#### [TASK TO CARRY OUT]
Write out each line of the material again, word for word.

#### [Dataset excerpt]

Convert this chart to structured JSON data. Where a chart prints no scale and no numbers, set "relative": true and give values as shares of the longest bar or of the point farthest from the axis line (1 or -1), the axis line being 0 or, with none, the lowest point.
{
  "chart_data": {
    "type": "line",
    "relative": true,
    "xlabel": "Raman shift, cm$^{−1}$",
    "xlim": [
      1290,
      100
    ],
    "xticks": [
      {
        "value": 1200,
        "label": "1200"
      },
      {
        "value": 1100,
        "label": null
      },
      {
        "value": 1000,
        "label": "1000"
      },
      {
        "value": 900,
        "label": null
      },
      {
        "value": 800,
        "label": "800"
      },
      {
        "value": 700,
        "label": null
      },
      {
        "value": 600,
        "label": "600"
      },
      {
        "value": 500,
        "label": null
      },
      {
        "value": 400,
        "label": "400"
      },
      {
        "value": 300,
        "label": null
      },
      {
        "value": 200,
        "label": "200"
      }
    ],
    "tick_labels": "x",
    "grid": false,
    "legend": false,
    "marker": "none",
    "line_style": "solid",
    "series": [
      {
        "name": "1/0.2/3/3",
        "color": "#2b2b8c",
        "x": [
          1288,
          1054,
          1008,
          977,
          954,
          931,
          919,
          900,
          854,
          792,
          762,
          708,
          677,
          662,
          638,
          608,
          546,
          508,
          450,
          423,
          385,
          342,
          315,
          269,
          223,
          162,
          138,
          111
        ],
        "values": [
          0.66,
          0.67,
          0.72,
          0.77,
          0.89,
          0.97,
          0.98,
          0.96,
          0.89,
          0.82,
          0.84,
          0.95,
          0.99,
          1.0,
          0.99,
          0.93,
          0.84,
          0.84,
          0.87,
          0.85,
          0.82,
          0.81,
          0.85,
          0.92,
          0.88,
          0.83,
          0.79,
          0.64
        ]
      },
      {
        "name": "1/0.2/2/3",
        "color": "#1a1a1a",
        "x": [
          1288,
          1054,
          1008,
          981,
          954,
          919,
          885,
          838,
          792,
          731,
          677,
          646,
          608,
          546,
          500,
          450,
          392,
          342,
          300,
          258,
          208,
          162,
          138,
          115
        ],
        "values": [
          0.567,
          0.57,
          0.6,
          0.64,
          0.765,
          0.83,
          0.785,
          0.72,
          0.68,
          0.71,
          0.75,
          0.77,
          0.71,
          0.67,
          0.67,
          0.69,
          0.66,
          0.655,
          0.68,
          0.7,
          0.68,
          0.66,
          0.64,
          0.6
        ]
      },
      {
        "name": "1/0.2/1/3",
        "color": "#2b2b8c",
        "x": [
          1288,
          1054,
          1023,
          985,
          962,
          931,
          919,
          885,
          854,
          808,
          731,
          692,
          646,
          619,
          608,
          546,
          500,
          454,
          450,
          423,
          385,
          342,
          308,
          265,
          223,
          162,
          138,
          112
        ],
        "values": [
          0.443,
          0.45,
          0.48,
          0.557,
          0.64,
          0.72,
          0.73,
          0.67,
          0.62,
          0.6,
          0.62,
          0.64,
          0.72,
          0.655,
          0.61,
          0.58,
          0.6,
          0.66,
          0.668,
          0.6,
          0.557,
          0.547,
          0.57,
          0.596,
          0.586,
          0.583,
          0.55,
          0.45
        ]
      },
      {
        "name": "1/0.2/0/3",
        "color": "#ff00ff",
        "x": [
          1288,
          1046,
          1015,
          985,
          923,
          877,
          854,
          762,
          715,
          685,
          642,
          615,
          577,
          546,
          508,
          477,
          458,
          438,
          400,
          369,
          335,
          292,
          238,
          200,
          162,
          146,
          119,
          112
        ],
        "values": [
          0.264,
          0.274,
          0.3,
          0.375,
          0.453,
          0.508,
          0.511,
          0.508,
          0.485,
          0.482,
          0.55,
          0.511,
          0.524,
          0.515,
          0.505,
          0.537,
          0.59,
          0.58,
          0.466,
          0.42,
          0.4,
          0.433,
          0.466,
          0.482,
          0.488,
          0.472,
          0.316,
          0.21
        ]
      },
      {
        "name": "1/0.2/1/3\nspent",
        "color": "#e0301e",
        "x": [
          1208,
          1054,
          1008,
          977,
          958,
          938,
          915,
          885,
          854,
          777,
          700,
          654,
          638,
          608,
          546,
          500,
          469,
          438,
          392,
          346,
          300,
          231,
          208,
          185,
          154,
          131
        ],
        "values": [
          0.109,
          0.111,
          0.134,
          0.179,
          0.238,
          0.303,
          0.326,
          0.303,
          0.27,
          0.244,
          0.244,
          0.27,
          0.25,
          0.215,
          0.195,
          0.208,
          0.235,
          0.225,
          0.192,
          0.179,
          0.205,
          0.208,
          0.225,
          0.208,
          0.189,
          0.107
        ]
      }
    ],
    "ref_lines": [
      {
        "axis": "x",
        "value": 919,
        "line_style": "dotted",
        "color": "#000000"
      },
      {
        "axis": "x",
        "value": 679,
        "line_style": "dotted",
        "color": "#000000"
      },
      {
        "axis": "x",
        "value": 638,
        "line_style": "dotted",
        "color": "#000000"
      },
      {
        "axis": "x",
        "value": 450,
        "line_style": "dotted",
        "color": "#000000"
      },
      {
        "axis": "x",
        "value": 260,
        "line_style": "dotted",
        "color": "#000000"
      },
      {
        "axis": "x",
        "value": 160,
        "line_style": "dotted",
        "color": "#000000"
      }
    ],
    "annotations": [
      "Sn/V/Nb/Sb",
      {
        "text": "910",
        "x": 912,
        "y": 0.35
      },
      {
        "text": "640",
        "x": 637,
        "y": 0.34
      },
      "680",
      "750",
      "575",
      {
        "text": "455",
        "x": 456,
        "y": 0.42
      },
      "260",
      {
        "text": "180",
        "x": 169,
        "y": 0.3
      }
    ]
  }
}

#### [ANSWER TO THIS TASK]
Convert this chart to structured JSON data. Where a chart prints no scale and no numbers, set "relative": true and give values as shares of the longest bar or of the point farthest from the axis line (1 or -1), the axis line being 0 or, with none, the lowest point.
{
  "chart_data": {
    "type": "line",
    "relative": true,
    "xlabel": "Raman shift, cm$^{−1}$",
    "xlim": [
      1290,
      100
    ],
    "xticks": [
      {
        "value": 1200,
        "label": "1200"
      },
      {
        "value": 1100,
        "label": null
      },
      {
        "value": 1000,
        "label": "1000"
      },
      {
        "value": 900,
        "label": null
      },
      {
        "value": 800,
        "label": "800"
      },
      {
        "value": 700,
        "label": null
      },
      {
        "value": 600,
        "label": "600"
      },
      {
        "value": 500,
        "label": null
      },
      {
        "value": 400,
        "label": "400"
      },
      {
        "value": 300,
        "label": null
      },
      {
        "value": 200,
        "label": "200"
      }
    ],
    "tick_labels": "x",
    "grid": false,
    "legend": false,
    "marker": "none",
    "line_style": "solid",
    "series": [
      {
        "name": "1/0.2/3/3",
        "color": "#2b2b8c",
        "x": [
          1288,
          1054,
          1008,
          977,
          954,
          931,
          919,
          900,
          854,
          792,
          762,
          708,
          677,
          662,
          638,
          608,
          546,
          508,
          450,
          423,
          385,
          342,
          315,
          269,
          223,
          162,
          138,
          111
        ],
        "values": [
          0.66,
          0.67,
          0.72,
          0.77,
          0.89,
          0.97,
          0.98,
          0.96,
          0.89,
          0.82,
          0.84,
          0.95,
          0.99,
          1.0,
          0.99,
          0.93,
          0.84,
          0.84,
          0.87,
          0.85,
          0.82,
          0.81,
          0.85,
          0.92,
          0.88,
          0.83,
          0.79,
          0.64
        ]
      },
      {
        "name": "1/0.2/2/3",
        "color": "#1a1a1a",
        "x": [
          1288,
          1054,
          1008,
          981,
          954,
          919,
          885,
          838,
          792,
          731,
          677,
          646,
          608,
          546,
          500,
          450,
          392,
          342,
          300,
          258,
          208,
          162,
          138,
          115
        ],
        "values": [
          0.567,
          0.57,
          0.6,
          0.64,
          0.765,
          0.83,
          0.785,
          0.72,
          0.68,
          0.71,
          0.75,
          0.77,
          0.71,
          0.67,
          0.67,
          0.69,
          0.66,
          0.655,
          0.68,
          0.7,
          0.68,
          0.66,
          0.64,
          0.6
        ]
      },
      {
        "name": "1/0.2/1/3",
        "color": "#2b2b8c",
        "x": [
          1288,
          1054,
          1023,
          985,
          962,
          931,
          919,
          885,
          854,
          808,
          731,
          692,
          646,
          619,
          608,
          546,
          500,
          454,
          450,
          423,
          385,
          342,
          308,
          265,
          223,
          162,
          138,
          112
        ],
        "values": [
          0.443,
          0.45,
          0.48,
          0.557,
          0.64,
          0.72,
          0.73,
          0.67,
          0.62,
          0.6,
          0.62,
          0.64,
          0.72,
          0.655,
          0.61,
          0.58,
          0.6,
          0.66,
          0.668,
          0.6,
          0.557,
          0.547,
          0.57,
          0.596,
          0.586,
          0.583,
          0.55,
          0.45
        ]
      },
      {
        "name": "1/0.2/0/3",
        "color": "#ff00ff",
        "x": [
          1288,
          1046,
          1015,
          985,
          923,
          877,
          854,
          762,
          715,
          685,
          642,
          615,
          577,
          546,
          508,
          477,
          458,
          438,
          400,
          369,
          335,
          292,
          238,
          200,
          162,
          146,
          119,
          112
        ],
        "values": [
          0.264,
          0.274,
          0.3,
          0.375,
          0.453,
          0.508,
          0.511,
          0.508,
          0.485,
          0.482,
          0.55,
          0.511,
          0.524,
          0.515,
          0.505,
          0.537,
          0.59,
          0.58,
          0.466,
          0.42,
          0.4,
          0.433,
          0.466,
          0.482,
          0.488,
          0.472,
          0.316,
          0.21
        ]
      },
      {
        "name": "1/0.2/1/3\nspent",
        "color": "#e0301e",
        "x": [
          1208,
          1054,
          1008,
          977,
          958,
          938,
          915,
          885,
          854,
          777,
          700,
          654,
          638,
          608,
          546,
          500,
          469,
          438,
          392,
          346,
          300,
          231,
          208,
          185,
          154,
          131
        ],
        "values": [
          0.109,
          0.111,
          0.134,
          0.179,
          0.238,
          0.303,
          0.326,
          0.303,
          0.27,
          0.244,
          0.244,
          0.27,
          0.25,
          0.215,
          0.195,
          0.208,
          0.235,
          0.225,
          0.192,
          0.179,
          0.205,
          0.208,
          0.225,
          0.208,
          0.189,
          0.107
        ]
      }
    ],
    "ref_lines": [
      {
        "axis": "x",
        "value": 919,
        "line_style": "dotted",
        "color": "#000000"
      },
      {
        "axis": "x",
        "value": 679,
        "line_style": "dotted",
        "color": "#000000"
      },
      {
        "axis": "x",
        "value": 638,
        "line_style": "dotted",
        "color": "#000000"
      },
      {
        "axis": "x",
        "value": 450,
        "line_style": "dotted",
        "color": "#000000"
      },
      {
        "axis": "x",
        "value": 260,
        "line_style": "dotted",
        "color": "#000000"
      },
      {
        "axis": "x",
        "value": 160,
        "line_style": "dotted",
        "color": "#000000"
      }
    ],
    "annotations": [
      "Sn/V/Nb/Sb",
      {
        "text": "910",
        "x": 912,
        "y": 0.35
      },
      {
        "text": "640",
        "x": 637,
        "y": 0.34
      },
      "680",
      "750",
      "575",
      {
        "text": "455",
        "x": 456,
        "y": 0.42
      },
      "260",
      {
        "text": "180",
        "x": 169,
        "y": 0.3
      }
    ]
  }
}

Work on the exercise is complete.